Exercise brief: Read the listing and extract each line that includes the word "CGSS".

Information provided:
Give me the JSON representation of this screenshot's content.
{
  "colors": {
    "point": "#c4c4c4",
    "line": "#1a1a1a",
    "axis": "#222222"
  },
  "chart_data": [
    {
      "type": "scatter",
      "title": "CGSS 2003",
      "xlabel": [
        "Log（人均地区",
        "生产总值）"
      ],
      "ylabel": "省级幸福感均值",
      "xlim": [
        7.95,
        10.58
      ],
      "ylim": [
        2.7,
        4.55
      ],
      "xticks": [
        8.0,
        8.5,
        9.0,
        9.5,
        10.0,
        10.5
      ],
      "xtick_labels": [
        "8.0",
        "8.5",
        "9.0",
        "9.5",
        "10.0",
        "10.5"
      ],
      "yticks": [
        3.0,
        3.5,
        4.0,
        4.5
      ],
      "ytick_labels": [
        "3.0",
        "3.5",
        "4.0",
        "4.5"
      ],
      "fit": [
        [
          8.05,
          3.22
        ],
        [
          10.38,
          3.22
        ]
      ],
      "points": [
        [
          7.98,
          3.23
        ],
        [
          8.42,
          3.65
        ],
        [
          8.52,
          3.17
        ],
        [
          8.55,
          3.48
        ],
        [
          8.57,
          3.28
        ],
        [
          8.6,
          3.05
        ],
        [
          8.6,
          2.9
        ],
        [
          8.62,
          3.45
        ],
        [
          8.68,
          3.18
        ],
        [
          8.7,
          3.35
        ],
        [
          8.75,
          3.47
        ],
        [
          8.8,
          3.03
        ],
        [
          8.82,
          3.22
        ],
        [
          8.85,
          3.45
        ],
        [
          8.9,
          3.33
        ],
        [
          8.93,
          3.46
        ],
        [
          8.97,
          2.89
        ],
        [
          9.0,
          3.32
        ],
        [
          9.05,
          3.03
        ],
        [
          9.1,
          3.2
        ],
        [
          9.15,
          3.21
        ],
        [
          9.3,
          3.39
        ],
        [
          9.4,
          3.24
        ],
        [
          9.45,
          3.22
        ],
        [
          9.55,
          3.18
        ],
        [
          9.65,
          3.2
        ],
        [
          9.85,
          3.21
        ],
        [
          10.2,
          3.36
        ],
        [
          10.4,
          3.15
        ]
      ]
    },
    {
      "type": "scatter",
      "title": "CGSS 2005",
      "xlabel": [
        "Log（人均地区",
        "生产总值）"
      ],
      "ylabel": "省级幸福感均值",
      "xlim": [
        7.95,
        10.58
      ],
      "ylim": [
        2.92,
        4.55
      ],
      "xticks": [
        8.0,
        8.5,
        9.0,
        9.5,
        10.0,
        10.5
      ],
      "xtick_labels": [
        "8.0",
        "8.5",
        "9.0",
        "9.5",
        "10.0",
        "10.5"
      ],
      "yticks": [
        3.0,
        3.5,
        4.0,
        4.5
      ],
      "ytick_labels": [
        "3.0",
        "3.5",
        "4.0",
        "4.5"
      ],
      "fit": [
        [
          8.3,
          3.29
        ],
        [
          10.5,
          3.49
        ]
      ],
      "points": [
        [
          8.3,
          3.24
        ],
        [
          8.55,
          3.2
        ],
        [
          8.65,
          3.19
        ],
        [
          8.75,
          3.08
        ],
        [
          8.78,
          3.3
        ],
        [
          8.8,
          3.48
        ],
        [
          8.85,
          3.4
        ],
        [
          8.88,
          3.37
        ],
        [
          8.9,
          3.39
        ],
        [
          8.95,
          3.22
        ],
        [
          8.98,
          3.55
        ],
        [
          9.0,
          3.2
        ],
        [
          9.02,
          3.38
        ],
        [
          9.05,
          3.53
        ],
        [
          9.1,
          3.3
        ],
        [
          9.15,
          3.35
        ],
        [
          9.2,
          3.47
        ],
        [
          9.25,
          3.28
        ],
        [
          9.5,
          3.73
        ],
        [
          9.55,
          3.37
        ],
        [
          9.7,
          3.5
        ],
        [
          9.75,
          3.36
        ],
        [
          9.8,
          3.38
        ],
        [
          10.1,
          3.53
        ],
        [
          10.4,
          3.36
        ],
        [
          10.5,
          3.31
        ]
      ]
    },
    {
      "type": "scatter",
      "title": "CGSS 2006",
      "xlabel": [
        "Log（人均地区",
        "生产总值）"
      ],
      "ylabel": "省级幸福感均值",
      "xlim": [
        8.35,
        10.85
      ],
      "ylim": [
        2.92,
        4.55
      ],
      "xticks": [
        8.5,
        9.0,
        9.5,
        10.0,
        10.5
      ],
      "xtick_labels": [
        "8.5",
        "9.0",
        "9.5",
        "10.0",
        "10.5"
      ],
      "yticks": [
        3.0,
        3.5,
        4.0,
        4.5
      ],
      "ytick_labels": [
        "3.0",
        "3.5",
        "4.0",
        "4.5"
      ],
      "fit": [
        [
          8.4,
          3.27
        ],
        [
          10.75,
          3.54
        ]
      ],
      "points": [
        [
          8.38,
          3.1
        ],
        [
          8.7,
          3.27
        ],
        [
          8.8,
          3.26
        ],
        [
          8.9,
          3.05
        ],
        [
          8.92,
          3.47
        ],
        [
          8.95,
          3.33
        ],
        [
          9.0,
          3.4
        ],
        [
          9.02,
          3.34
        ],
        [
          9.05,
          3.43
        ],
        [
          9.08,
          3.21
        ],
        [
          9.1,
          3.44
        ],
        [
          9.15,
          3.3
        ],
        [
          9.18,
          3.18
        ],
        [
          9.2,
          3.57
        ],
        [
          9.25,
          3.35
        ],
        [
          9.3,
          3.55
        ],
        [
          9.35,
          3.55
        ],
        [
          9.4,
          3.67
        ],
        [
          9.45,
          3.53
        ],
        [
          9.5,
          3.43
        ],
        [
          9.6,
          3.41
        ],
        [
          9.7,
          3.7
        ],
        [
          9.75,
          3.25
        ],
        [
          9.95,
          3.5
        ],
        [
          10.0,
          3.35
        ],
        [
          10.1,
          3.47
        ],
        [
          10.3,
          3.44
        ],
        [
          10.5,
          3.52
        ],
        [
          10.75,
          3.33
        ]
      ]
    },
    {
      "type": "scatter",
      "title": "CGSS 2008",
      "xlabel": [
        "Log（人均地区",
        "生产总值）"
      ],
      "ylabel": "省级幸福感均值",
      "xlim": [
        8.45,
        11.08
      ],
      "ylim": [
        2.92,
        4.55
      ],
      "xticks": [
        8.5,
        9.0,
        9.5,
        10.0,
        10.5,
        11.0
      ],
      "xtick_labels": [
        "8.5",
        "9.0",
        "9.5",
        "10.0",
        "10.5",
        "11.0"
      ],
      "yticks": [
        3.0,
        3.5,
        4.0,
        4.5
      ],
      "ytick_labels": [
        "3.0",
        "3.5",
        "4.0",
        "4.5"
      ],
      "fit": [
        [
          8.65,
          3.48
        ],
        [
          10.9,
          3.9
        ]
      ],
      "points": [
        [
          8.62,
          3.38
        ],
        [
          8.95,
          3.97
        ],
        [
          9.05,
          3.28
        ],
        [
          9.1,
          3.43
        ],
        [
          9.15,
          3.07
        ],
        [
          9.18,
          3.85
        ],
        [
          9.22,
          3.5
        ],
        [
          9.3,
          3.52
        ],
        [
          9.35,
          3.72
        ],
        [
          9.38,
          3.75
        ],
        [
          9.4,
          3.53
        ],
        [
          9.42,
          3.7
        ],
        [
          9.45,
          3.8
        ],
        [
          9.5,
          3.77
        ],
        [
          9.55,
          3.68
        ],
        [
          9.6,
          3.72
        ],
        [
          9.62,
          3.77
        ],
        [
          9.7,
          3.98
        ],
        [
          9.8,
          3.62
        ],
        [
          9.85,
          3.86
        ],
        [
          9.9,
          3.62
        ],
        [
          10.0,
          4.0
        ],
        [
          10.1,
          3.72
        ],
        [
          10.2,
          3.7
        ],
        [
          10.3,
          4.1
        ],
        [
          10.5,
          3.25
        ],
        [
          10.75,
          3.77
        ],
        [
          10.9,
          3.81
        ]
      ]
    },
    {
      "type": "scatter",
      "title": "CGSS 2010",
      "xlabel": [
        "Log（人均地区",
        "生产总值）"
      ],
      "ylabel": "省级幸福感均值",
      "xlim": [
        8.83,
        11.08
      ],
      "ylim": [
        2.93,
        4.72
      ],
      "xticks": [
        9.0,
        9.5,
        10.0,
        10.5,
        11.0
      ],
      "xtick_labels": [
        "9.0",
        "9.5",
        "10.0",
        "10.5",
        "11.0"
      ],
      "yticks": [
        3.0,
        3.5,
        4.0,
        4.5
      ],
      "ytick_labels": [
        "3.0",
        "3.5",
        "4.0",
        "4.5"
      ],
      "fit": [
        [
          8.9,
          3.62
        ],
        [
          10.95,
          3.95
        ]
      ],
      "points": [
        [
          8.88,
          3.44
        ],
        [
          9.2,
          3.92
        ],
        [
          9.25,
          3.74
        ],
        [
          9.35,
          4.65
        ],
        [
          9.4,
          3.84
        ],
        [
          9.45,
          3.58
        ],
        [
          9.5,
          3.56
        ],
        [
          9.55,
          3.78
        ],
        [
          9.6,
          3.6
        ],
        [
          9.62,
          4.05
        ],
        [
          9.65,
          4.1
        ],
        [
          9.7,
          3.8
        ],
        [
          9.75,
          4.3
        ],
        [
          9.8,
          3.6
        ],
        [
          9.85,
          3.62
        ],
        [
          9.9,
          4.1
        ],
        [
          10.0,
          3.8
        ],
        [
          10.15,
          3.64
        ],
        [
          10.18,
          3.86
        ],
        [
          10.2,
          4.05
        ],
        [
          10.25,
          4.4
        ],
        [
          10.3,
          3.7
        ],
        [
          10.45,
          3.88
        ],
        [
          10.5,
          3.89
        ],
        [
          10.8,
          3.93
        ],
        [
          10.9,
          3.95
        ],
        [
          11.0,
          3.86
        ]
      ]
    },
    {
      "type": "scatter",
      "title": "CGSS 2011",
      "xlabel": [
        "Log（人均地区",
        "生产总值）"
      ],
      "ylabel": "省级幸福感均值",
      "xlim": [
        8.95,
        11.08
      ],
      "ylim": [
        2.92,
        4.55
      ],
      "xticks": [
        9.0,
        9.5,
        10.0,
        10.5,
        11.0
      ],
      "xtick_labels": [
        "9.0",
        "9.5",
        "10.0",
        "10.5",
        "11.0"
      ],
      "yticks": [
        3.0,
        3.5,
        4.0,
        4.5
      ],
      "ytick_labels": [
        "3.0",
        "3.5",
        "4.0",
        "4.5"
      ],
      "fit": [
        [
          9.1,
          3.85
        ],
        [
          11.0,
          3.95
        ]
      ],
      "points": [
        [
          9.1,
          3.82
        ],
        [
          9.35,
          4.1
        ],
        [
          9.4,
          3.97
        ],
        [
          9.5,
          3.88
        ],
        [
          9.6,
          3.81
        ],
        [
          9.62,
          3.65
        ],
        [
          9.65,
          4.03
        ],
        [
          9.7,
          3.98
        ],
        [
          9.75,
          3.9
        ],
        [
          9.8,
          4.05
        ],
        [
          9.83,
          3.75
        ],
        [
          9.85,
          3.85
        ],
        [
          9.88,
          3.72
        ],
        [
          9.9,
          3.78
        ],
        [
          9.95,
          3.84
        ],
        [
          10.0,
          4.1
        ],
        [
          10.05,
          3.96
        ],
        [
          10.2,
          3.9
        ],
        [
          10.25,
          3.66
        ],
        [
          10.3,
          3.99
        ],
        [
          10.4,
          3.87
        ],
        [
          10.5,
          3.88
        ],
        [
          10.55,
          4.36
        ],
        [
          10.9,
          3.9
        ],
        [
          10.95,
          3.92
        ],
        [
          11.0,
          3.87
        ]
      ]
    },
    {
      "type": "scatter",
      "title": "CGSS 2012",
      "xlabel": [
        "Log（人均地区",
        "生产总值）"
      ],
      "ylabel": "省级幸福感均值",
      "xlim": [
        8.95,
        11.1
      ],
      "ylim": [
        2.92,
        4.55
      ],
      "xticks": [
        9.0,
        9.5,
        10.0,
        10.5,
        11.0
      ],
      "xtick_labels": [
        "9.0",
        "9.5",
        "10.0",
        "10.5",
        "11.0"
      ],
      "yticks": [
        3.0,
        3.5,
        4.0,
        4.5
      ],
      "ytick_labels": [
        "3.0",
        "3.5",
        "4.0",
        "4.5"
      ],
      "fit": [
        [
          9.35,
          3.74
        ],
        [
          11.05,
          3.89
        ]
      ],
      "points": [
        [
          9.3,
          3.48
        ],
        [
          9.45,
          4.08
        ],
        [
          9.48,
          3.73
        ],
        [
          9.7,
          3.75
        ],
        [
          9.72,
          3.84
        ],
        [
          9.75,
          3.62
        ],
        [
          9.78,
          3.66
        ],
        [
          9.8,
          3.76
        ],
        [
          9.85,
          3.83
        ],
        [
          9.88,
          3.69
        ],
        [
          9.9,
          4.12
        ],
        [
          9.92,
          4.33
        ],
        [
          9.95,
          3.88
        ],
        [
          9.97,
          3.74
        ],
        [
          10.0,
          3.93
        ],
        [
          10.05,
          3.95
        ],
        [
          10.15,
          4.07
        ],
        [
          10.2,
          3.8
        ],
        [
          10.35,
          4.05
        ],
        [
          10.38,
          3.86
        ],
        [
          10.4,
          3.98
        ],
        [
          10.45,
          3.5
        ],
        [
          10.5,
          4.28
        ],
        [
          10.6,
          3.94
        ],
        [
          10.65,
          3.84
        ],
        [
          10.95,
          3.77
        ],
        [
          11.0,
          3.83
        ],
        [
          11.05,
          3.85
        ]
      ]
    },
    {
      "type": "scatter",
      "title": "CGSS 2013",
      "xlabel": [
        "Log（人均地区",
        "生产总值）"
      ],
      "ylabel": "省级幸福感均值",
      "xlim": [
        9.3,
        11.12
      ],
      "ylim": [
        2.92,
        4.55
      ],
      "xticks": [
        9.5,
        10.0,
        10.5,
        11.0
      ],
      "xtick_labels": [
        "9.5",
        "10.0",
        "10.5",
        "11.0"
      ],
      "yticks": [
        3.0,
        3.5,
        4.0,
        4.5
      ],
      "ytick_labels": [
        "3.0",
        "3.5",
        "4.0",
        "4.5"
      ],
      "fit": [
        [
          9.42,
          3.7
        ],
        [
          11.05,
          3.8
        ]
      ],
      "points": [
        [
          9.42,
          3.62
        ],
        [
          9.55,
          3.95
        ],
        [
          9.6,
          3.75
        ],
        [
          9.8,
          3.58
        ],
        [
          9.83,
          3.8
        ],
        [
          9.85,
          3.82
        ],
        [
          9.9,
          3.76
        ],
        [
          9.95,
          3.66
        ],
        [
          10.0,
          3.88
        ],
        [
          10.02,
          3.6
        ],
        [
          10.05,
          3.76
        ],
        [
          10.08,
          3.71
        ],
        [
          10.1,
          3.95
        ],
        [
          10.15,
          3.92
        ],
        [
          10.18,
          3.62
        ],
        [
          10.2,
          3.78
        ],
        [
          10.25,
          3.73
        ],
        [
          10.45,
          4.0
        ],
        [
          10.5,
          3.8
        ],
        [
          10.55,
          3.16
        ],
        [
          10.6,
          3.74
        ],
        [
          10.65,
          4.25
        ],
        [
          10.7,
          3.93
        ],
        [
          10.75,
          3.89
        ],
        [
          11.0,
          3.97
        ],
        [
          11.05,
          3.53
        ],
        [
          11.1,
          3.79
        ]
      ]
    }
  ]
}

Answer in full:
      "title": "CGSS 2003",
      "title": "CGSS 2005",
      "title": "CGSS 2006",
      "title": "CGSS 2008",
      "title": "CGSS 2010",
      "title": "CGSS 2011",
      "title": "CGSS 2012",
      "title": "CGSS 2013",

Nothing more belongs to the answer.